> [RECORDS]:

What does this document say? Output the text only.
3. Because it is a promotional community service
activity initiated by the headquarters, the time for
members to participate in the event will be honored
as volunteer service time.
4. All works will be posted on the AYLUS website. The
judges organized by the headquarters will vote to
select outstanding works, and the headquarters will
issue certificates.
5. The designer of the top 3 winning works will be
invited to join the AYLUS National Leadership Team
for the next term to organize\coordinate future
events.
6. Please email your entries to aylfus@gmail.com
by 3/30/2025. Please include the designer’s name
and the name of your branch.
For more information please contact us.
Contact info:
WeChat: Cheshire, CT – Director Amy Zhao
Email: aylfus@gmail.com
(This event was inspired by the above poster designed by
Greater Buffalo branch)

> [EXERCISE REQUIREMENTS]: Type out the entries again, word for word.

> [ANSWER TO THE EXERCISE]:
What does this document say? Output the text only.
3. Because it is a promotional community service
activity initiated by the headquarters, the time for
members to participate in the event will be honored
as volunteer service time.
4. All works will be posted on the AYLUS website. The
judges organized by the headquarters will vote to
select outstanding works, and the headquarters will
issue certificates.
5. The designer of the top 3 winning works will be
invited to join the AYLUS National Leadership Team
for the next term to organize\coordinate future
events.
6. Please email your entries to aylfus@gmail.com
by 3/30/2025. Please include the designer’s name
and the name of your branch.
For more information please contact us.
Contact info:
WeChat: Cheshire, CT – Director Amy Zhao
Email: aylfus@gmail.com
(This event was inspired by the above poster designed by
Greater Buffalo branch)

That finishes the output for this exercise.